=== Work to be completed ===
Return all lines where the word "more" can be found.

Data tied to figure images
## START

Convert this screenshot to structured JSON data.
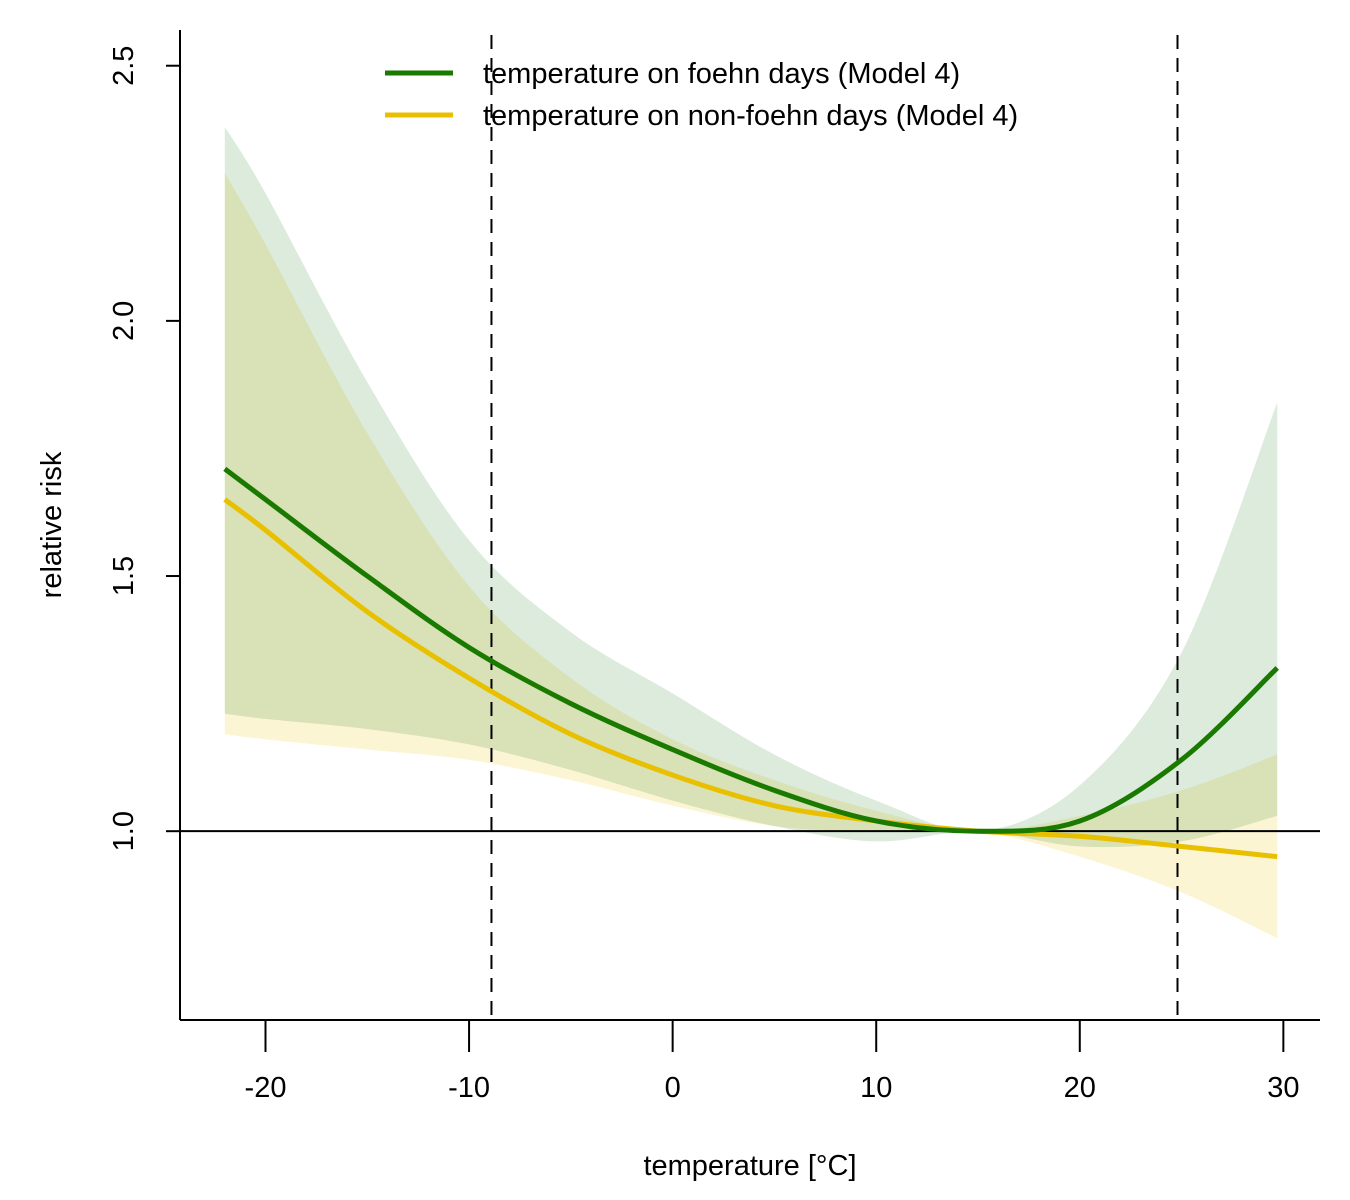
{
  "chart_data": {
    "type": "line",
    "title": "",
    "xlabel": "temperature [°C]",
    "ylabel": "relative risk",
    "xlim": [
      -24.2,
      31.8
    ],
    "ylim": [
      0.63,
      2.57
    ],
    "xticks": [
      -20,
      -10,
      0,
      10,
      20,
      30
    ],
    "xtick_labels": [
      "-20",
      "-10",
      "0",
      "10",
      "20",
      "30"
    ],
    "yticks": [
      1.0,
      1.5,
      2.0,
      2.5
    ],
    "ytick_labels": [
      "1.0",
      "1.5",
      "2.0",
      "2.5"
    ],
    "grid": false,
    "legend_position": "top-center",
    "reference_line_y": 1.0,
    "vertical_dashed_lines_x": [
      -8.9,
      24.8
    ],
    "x": [
      -22,
      -20,
      -15,
      -10,
      -5,
      0,
      5,
      10,
      15,
      20,
      25,
      29.7
    ],
    "series": [
      {
        "name": "temperature on foehn days (Model 4)",
        "color": "#1a7a00",
        "band_color": "#dcebdc",
        "values": [
          1.71,
          1.65,
          1.5,
          1.36,
          1.25,
          1.16,
          1.08,
          1.02,
          1.0,
          1.02,
          1.14,
          1.32
        ],
        "lower": [
          1.23,
          1.22,
          1.2,
          1.17,
          1.12,
          1.06,
          1.01,
          0.98,
          1.0,
          0.97,
          0.98,
          1.03
        ],
        "upper": [
          2.38,
          2.25,
          1.88,
          1.57,
          1.39,
          1.27,
          1.15,
          1.06,
          1.0,
          1.09,
          1.35,
          1.84
        ]
      },
      {
        "name": "temperature on non-foehn days (Model 4)",
        "color": "#e8c000",
        "band_color": "#fcf5d4",
        "values": [
          1.65,
          1.59,
          1.43,
          1.3,
          1.19,
          1.11,
          1.05,
          1.02,
          1.0,
          0.99,
          0.97,
          0.95
        ],
        "lower": [
          1.19,
          1.18,
          1.16,
          1.14,
          1.1,
          1.05,
          1.01,
          1.0,
          1.0,
          0.95,
          0.88,
          0.79
        ],
        "upper": [
          2.29,
          2.15,
          1.78,
          1.48,
          1.3,
          1.18,
          1.1,
          1.04,
          1.0,
          1.03,
          1.08,
          1.15
        ]
      }
    ]
  }
}
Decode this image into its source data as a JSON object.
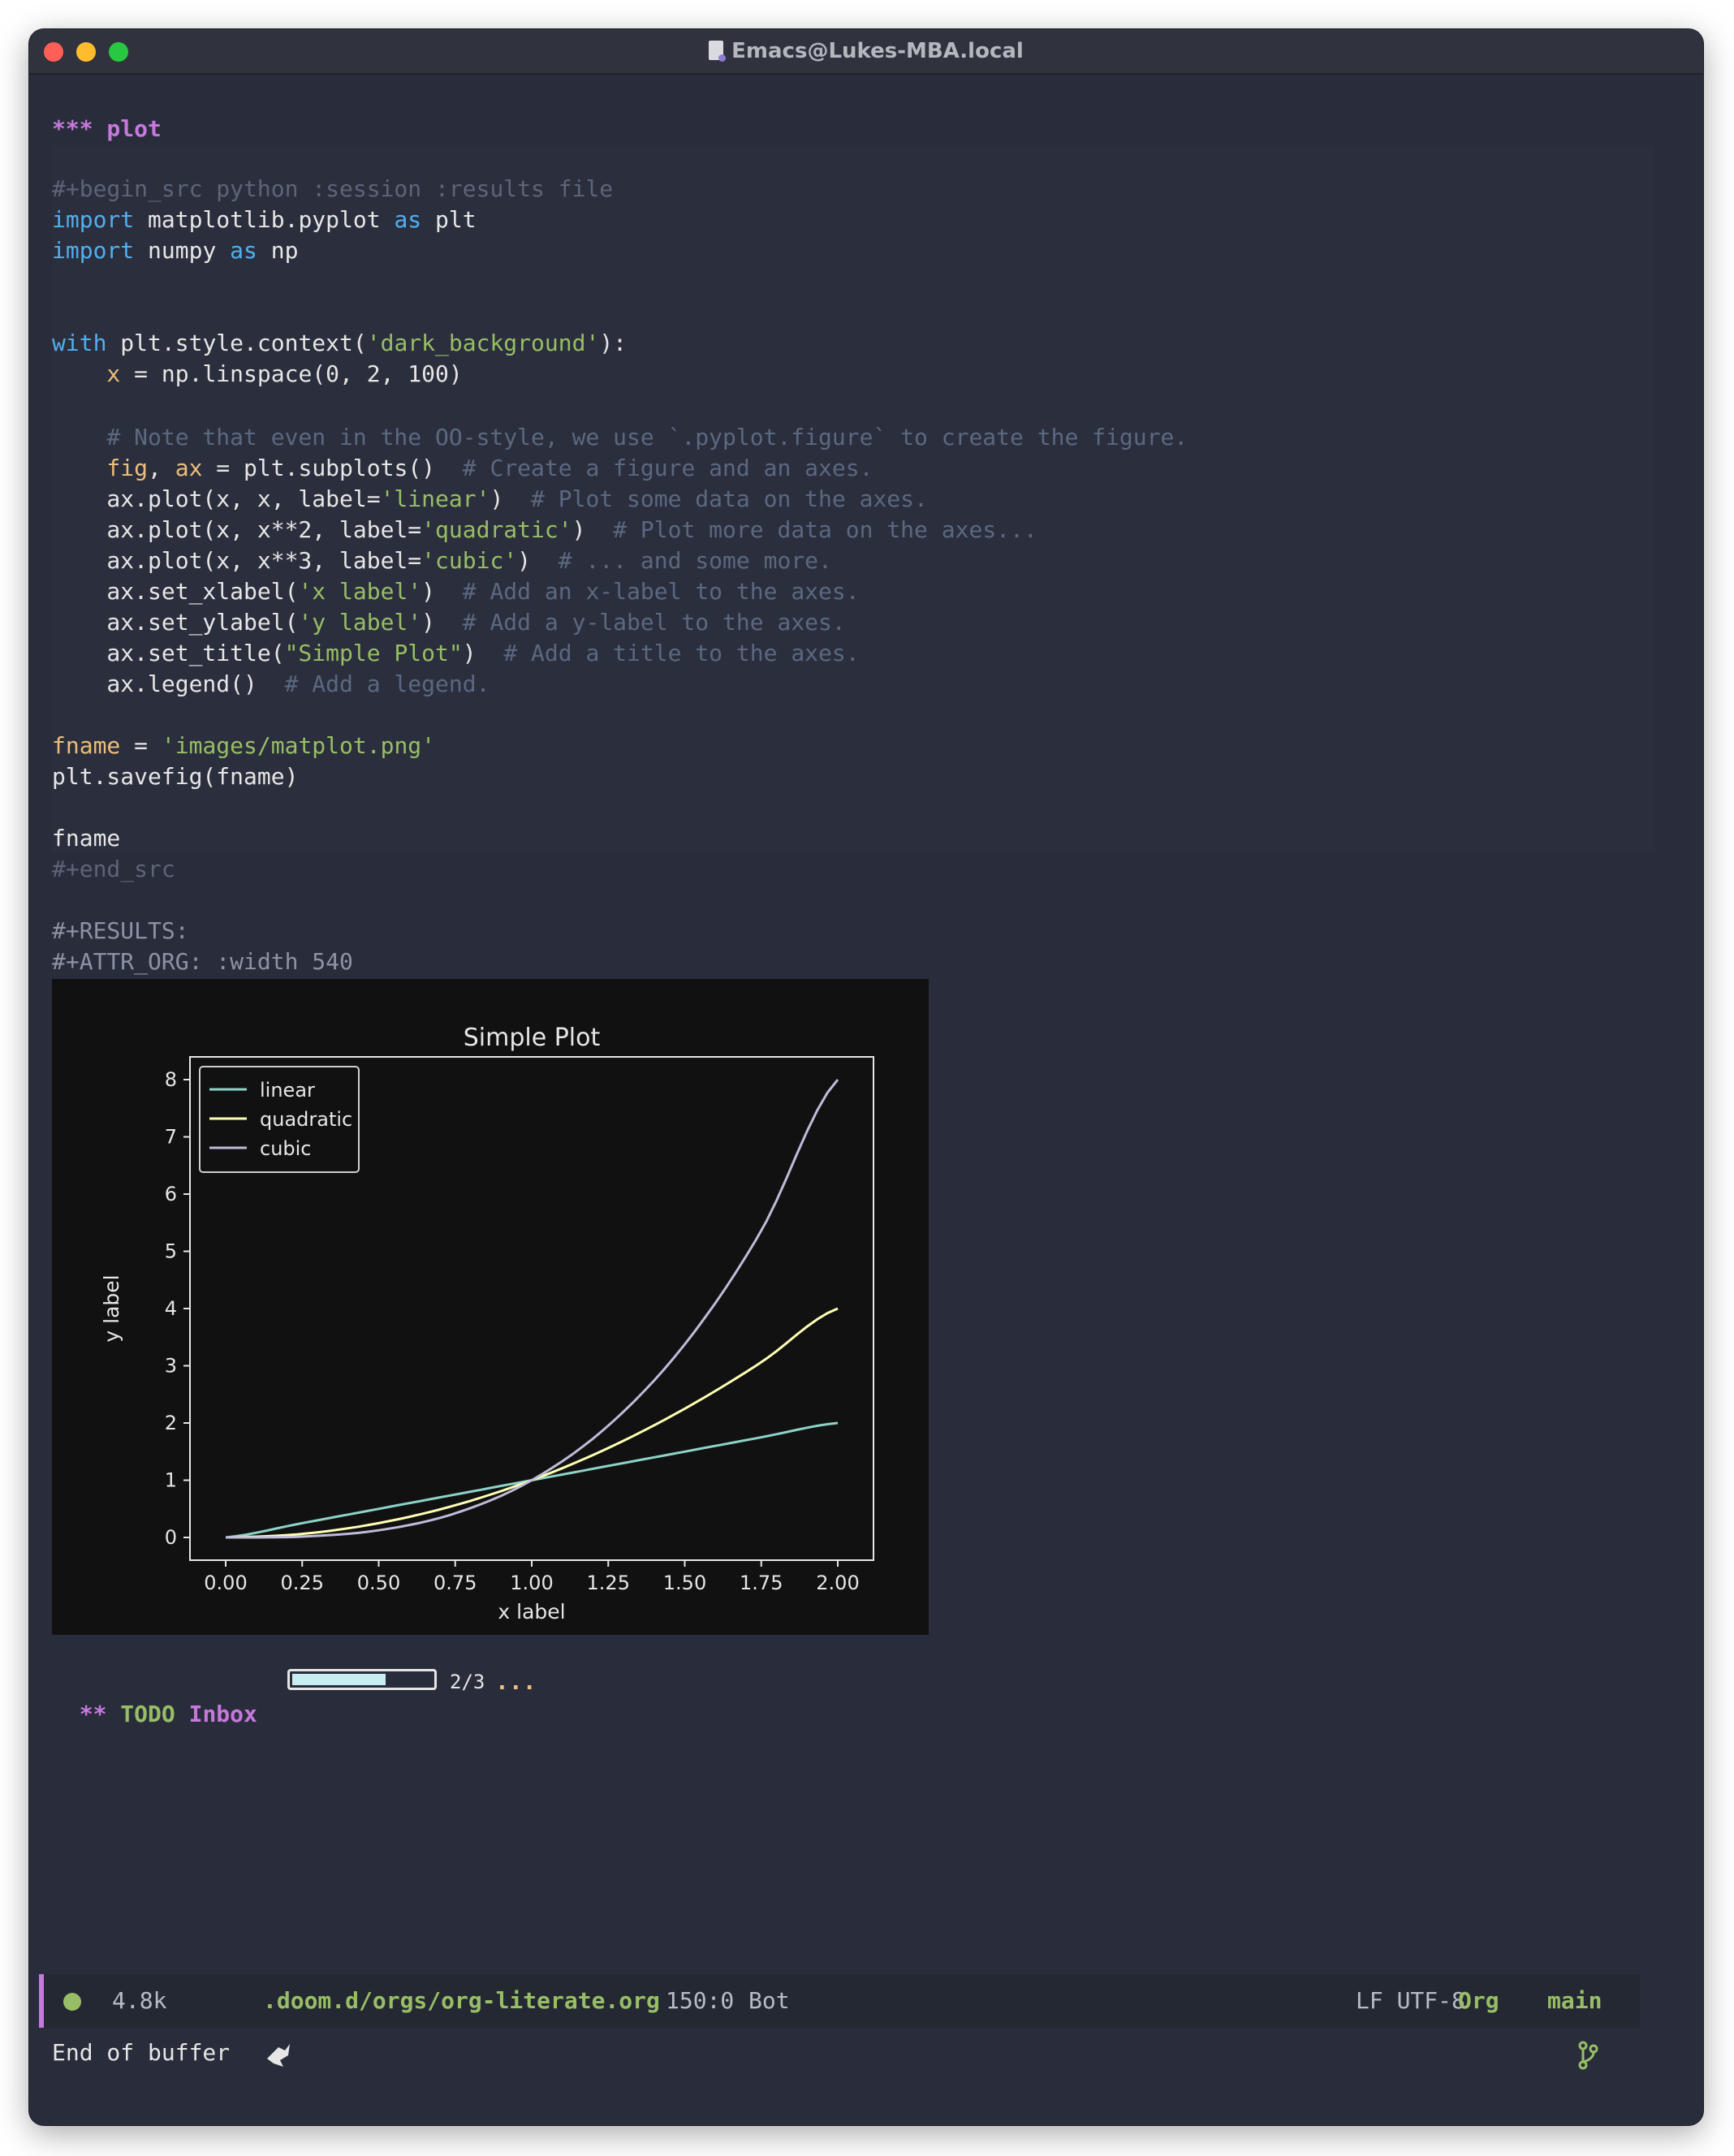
{
  "window": {
    "title": "Emacs@Lukes-MBA.local",
    "title_icon": "document-icon"
  },
  "editor": {
    "heading": "*** plot",
    "begin_src": "#+begin_src python :session :results file",
    "code": {
      "l1_kw": "import",
      "l1_mod": " matplotlib.pyplot ",
      "l1_as": "as",
      "l1_alias": " plt",
      "l2_kw": "import",
      "l2_mod": " numpy ",
      "l2_as": "as",
      "l2_alias": " np",
      "l3_kw": "with",
      "l3_a": " plt.style.context(",
      "l3_str": "'dark_background'",
      "l3_b": "):",
      "l4_var": "    x",
      "l4_rest": " = np.linspace(0, 2, 100)",
      "l5_cmt": "    # Note that even in the OO-style, we use `.pyplot.figure` to create the figure.",
      "l6_v1": "    fig",
      "l6_c": ", ",
      "l6_v2": "ax",
      "l6_rest": " = plt.subplots()  ",
      "l6_cmt": "# Create a figure and an axes.",
      "l7_a": "    ax.plot(x, x, label=",
      "l7_str": "'linear'",
      "l7_b": ")  ",
      "l7_cmt": "# Plot some data on the axes.",
      "l8_a": "    ax.plot(x, x**2, label=",
      "l8_str": "'quadratic'",
      "l8_b": ")  ",
      "l8_cmt": "# Plot more data on the axes...",
      "l9_a": "    ax.plot(x, x**3, label=",
      "l9_str": "'cubic'",
      "l9_b": ")  ",
      "l9_cmt": "# ... and some more.",
      "l10_a": "    ax.set_xlabel(",
      "l10_str": "'x label'",
      "l10_b": ")  ",
      "l10_cmt": "# Add an x-label to the axes.",
      "l11_a": "    ax.set_ylabel(",
      "l11_str": "'y label'",
      "l11_b": ")  ",
      "l11_cmt": "# Add a y-label to the axes.",
      "l12_a": "    ax.set_title(",
      "l12_str": "\"Simple Plot\"",
      "l12_b": ")  ",
      "l12_cmt": "# Add a title to the axes.",
      "l13_a": "    ax.legend()  ",
      "l13_cmt": "# Add a legend.",
      "l14_var": "fname",
      "l14_a": " = ",
      "l14_str": "'images/matplot.png'",
      "l15": "plt.savefig(fname)",
      "l16": "fname"
    },
    "end_src": "#+end_src",
    "results": "#+RESULTS:",
    "attr_org": "#+ATTR_ORG: :width 540"
  },
  "chart_data": {
    "type": "line",
    "title": "Simple Plot",
    "xlabel": "x label",
    "ylabel": "y label",
    "xlim": [
      0,
      2
    ],
    "ylim": [
      0,
      8
    ],
    "xticks": [
      "0.00",
      "0.25",
      "0.50",
      "0.75",
      "1.00",
      "1.25",
      "1.50",
      "1.75",
      "2.00"
    ],
    "yticks": [
      "0",
      "1",
      "2",
      "3",
      "4",
      "5",
      "6",
      "7",
      "8"
    ],
    "x": [
      0,
      0.25,
      0.5,
      0.75,
      1.0,
      1.25,
      1.5,
      1.75,
      2.0
    ],
    "series": [
      {
        "name": "linear",
        "color": "#8dd3c7",
        "values": [
          0,
          0.25,
          0.5,
          0.75,
          1.0,
          1.25,
          1.5,
          1.75,
          2.0
        ]
      },
      {
        "name": "quadratic",
        "color": "#feffb3",
        "values": [
          0,
          0.0625,
          0.25,
          0.5625,
          1.0,
          1.5625,
          2.25,
          3.0625,
          4.0
        ]
      },
      {
        "name": "cubic",
        "color": "#bfbbd9",
        "values": [
          0,
          0.015625,
          0.125,
          0.421875,
          1.0,
          1.953125,
          3.375,
          5.359375,
          8.0
        ]
      }
    ],
    "legend": "top-left",
    "grid": false,
    "background": "#111111"
  },
  "todo": {
    "stars": "**",
    "keyword": "TODO",
    "title": "Inbox",
    "progress": 0.67,
    "progress_text": "2/3",
    "ellipsis": "..."
  },
  "modeline": {
    "size": "4.8k",
    "path": ".doom.d/orgs/org-literate.org",
    "position": "150:0",
    "scroll": "Bot",
    "encoding": "LF UTF-8",
    "mode": "Org",
    "branch": "main",
    "status_icon": "modified-dot-icon",
    "file_icon": "doom-file-icon",
    "branch_icon": "git-branch-icon"
  },
  "minibuffer": "End of buffer"
}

## END

=== Answer for this exercise ===
      "l8_cmt": "# Plot more data on the axes...",
      "l9_cmt": "# ... and some more.",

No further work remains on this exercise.